## begin EXERCISE MATERIALS

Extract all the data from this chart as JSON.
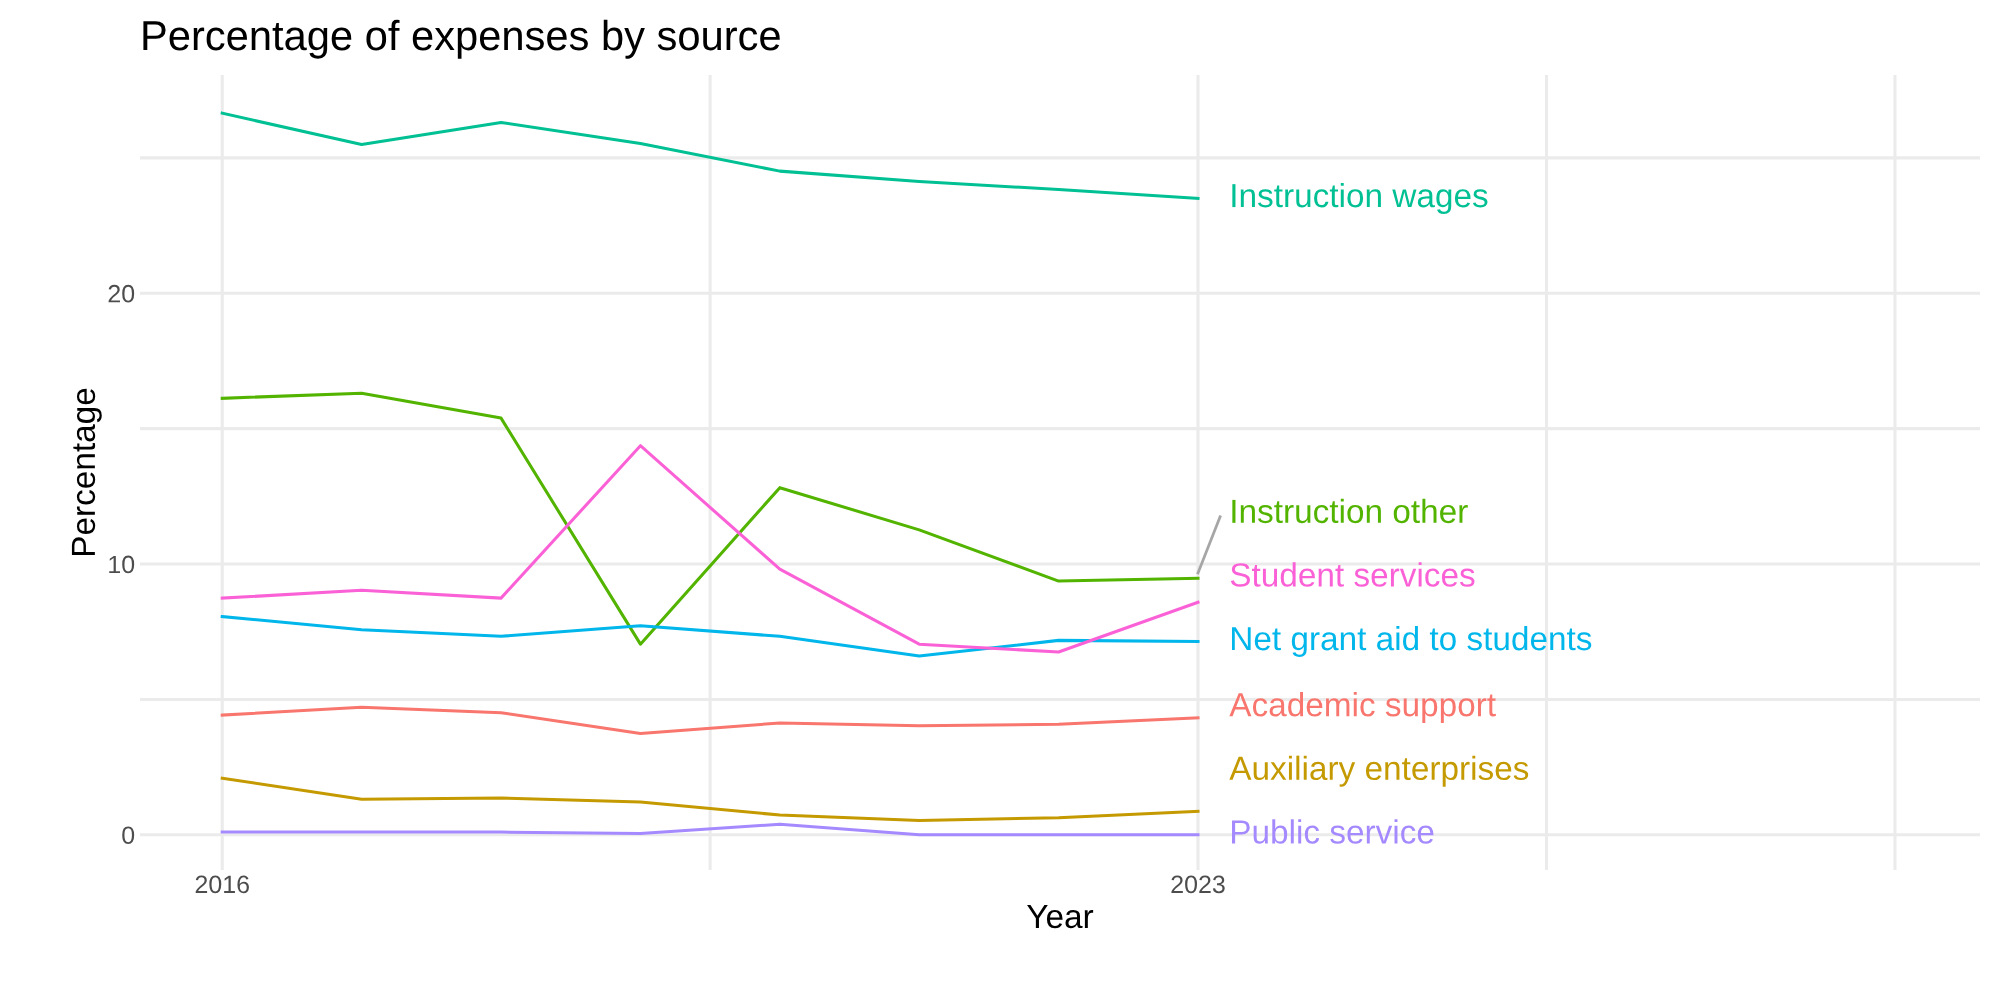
{
  "chart_data": {
    "type": "line",
    "title": "Percentage of expenses by source",
    "xlabel": "Year",
    "ylabel": "Percentage",
    "x": [
      2016,
      2017,
      2018,
      2019,
      2020,
      2021,
      2022,
      2023
    ],
    "xlim": [
      2015.41,
      2028.61
    ],
    "xticks": [
      2016,
      {
        "value": 2019.5,
        "label": null
      },
      2023,
      {
        "value": 2025.5,
        "label": null
      },
      {
        "value": 2028,
        "label": null
      }
    ],
    "ylim": [
      -1.3,
      28.06
    ],
    "yticks": [
      0,
      {
        "value": 5,
        "label": null
      },
      10,
      {
        "value": 15,
        "label": null
      },
      20,
      {
        "value": 25,
        "label": null
      }
    ],
    "grid": true,
    "legend": false,
    "line_style": "solid",
    "marker": "none",
    "series": [
      {
        "name": "Academic support",
        "color": "#F8766D",
        "values": [
          4.42,
          4.71,
          4.51,
          3.74,
          4.13,
          4.03,
          4.08,
          4.32
        ]
      },
      {
        "name": "Auxiliary enterprises",
        "color": "#C49A00",
        "values": [
          2.09,
          1.31,
          1.36,
          1.21,
          0.73,
          0.53,
          0.63,
          0.87
        ]
      },
      {
        "name": "Instruction other",
        "color": "#53B400",
        "values": [
          16.12,
          16.31,
          15.39,
          7.04,
          12.82,
          11.26,
          9.37,
          9.47
        ]
      },
      {
        "name": "Instruction wages",
        "color": "#00C094",
        "values": [
          26.65,
          25.49,
          26.31,
          25.53,
          24.51,
          24.13,
          23.83,
          23.5
        ]
      },
      {
        "name": "Net grant aid to students",
        "color": "#00B6EB",
        "values": [
          8.06,
          7.57,
          7.33,
          7.72,
          7.33,
          6.6,
          7.18,
          7.14
        ]
      },
      {
        "name": "Public service",
        "color": "#A58AFF",
        "values": [
          0.1,
          0.1,
          0.1,
          0.05,
          0.39,
          0,
          0,
          0
        ]
      },
      {
        "name": "Student services",
        "color": "#FB61D7",
        "values": [
          8.74,
          9.03,
          8.74,
          14.37,
          9.81,
          7.04,
          6.75,
          8.59
        ]
      }
    ]
  }
}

## end EXERCISE MATERIALS

Every entry must be reproduced exactly, with the images left out.

*SOLUTION TO THIS EXERCISE*:
Extract all the data from this chart as JSON.
{
  "chart_data": {
    "type": "line",
    "title": "Percentage of expenses by source",
    "xlabel": "Year",
    "ylabel": "Percentage",
    "x": [
      2016,
      2017,
      2018,
      2019,
      2020,
      2021,
      2022,
      2023
    ],
    "xlim": [
      2015.41,
      2028.61
    ],
    "xticks": [
      2016,
      {
        "value": 2019.5,
        "label": null
      },
      2023,
      {
        "value": 2025.5,
        "label": null
      },
      {
        "value": 2028,
        "label": null
      }
    ],
    "ylim": [
      -1.3,
      28.06
    ],
    "yticks": [
      0,
      {
        "value": 5,
        "label": null
      },
      10,
      {
        "value": 15,
        "label": null
      },
      20,
      {
        "value": 25,
        "label": null
      }
    ],
    "grid": true,
    "legend": false,
    "line_style": "solid",
    "marker": "none",
    "series": [
      {
        "name": "Academic support",
        "color": "#F8766D",
        "values": [
          4.42,
          4.71,
          4.51,
          3.74,
          4.13,
          4.03,
          4.08,
          4.32
        ]
      },
      {
        "name": "Auxiliary enterprises",
        "color": "#C49A00",
        "values": [
          2.09,
          1.31,
          1.36,
          1.21,
          0.73,
          0.53,
          0.63,
          0.87
        ]
      },
      {
        "name": "Instruction other",
        "color": "#53B400",
        "values": [
          16.12,
          16.31,
          15.39,
          7.04,
          12.82,
          11.26,
          9.37,
          9.47
        ]
      },
      {
        "name": "Instruction wages",
        "color": "#00C094",
        "values": [
          26.65,
          25.49,
          26.31,
          25.53,
          24.51,
          24.13,
          23.83,
          23.5
        ]
      },
      {
        "name": "Net grant aid to students",
        "color": "#00B6EB",
        "values": [
          8.06,
          7.57,
          7.33,
          7.72,
          7.33,
          6.6,
          7.18,
          7.14
        ]
      },
      {
        "name": "Public service",
        "color": "#A58AFF",
        "values": [
          0.1,
          0.1,
          0.1,
          0.05,
          0.39,
          0,
          0,
          0
        ]
      },
      {
        "name": "Student services",
        "color": "#FB61D7",
        "values": [
          8.74,
          9.03,
          8.74,
          14.37,
          9.81,
          7.04,
          6.75,
          8.59
        ]
      }
    ]
  }
}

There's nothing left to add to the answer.